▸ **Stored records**
---+---

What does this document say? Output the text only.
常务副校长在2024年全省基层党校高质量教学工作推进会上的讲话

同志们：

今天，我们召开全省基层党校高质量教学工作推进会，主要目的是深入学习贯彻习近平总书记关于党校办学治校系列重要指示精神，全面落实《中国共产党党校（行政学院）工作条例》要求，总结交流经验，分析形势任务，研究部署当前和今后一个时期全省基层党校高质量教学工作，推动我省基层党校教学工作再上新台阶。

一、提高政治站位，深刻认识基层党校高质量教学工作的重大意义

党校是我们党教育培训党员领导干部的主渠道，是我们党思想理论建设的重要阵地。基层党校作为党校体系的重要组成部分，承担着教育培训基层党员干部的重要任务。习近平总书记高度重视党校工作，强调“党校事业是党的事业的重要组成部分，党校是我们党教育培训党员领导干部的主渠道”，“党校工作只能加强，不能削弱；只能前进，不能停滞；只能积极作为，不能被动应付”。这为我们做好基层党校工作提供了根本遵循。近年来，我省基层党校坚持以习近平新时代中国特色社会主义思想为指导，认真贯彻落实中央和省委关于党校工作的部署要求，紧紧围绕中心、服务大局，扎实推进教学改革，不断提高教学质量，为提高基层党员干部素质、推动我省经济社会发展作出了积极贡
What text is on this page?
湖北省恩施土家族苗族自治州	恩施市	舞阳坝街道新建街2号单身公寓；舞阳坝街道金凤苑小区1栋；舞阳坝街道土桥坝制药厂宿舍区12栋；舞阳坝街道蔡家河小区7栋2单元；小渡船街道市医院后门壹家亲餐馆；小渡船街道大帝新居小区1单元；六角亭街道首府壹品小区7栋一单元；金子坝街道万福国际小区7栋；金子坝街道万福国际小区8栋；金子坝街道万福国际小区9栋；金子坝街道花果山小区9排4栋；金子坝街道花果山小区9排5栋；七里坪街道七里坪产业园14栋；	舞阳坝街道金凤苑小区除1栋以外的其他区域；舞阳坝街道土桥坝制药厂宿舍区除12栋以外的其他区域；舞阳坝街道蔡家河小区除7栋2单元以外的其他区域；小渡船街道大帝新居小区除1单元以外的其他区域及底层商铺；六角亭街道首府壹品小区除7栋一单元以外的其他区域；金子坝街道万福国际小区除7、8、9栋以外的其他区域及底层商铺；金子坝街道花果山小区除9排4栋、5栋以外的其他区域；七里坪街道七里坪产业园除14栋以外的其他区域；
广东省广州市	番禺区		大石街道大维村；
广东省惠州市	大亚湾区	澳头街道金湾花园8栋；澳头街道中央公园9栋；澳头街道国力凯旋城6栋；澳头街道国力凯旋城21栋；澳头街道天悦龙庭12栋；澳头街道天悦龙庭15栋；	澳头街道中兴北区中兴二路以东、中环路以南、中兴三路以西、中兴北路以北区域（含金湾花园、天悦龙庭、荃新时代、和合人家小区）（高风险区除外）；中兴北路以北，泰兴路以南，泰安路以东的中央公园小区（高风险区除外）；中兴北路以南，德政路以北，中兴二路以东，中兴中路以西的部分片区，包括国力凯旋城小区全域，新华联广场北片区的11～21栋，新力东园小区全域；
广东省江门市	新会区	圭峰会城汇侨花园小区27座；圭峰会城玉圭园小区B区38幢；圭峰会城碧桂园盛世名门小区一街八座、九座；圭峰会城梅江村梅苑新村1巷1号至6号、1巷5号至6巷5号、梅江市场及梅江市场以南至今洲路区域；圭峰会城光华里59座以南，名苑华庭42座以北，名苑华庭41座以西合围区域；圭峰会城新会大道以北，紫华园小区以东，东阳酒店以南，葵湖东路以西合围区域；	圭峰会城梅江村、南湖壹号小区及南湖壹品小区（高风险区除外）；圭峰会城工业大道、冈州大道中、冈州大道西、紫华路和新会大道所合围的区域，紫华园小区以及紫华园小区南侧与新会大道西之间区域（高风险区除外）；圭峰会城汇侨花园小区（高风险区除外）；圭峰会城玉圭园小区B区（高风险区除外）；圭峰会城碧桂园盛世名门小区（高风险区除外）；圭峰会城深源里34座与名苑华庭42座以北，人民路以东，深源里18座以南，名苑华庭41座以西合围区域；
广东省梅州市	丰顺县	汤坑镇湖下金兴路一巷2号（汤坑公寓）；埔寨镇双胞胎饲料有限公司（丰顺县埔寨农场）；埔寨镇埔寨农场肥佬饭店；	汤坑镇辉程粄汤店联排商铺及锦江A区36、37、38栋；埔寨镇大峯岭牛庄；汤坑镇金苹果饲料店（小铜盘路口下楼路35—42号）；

---+---

▸ **Problem statement**
From the listing above, pick out each line where the word "高风险区除外" appears.

▸ **Response**
广东省惠州市	大亚湾区	澳头街道金湾花园8栋；澳头街道中央公园9栋；澳头街道国力凯旋城6栋；澳头街道国力凯旋城21栋；澳头街道天悦龙庭12栋；澳头街道天悦龙庭15栋；	澳头街道中兴北区中兴二路以东、中环路以南、中兴三路以西、中兴北路以北区域（含金湾花园、天悦龙庭、荃新时代、和合人家小区）（高风险区除外）；中兴北路以北，泰兴路以南，泰安路以东的中央公园小区（高风险区除外）；中兴北路以南，德政路以北，中兴二路以东，中兴中路以西的部分片区，包括国力凯旋城小区全域，新华联广场北片区的11～21栋，新力东园小区全域；
广东省江门市	新会区	圭峰会城汇侨花园小区27座；圭峰会城玉圭园小区B区38幢；圭峰会城碧桂园盛世名门小区一街八座、九座；圭峰会城梅江村梅苑新村1巷1号至6号、1巷5号至6巷5号、梅江市场及梅江市场以南至今洲路区域；圭峰会城光华里59座以南，名苑华庭42座以北，名苑华庭41座以西合围区域；圭峰会城新会大道以北，紫华园小区以东，东阳酒店以南，葵湖东路以西合围区域；	圭峰会城梅江村、南湖壹号小区及南湖壹品小区（高风险区除外）；圭峰会城工业大道、冈州大道中、冈州大道西、紫华路和新会大道所合围的区域，紫华园小区以及紫华园小区南侧与新会大道西之间区域（高风险区除外）；圭峰会城汇侨花园小区（高风险区除外）；圭峰会城玉圭园小区B区（高风险区除外）；圭峰会城碧桂园盛世名门小区（高风险区除外）；圭峰会城深源里34座与名苑华庭42座以北，人民路以东，深源里18座以南，名苑华庭41座以西合围区域；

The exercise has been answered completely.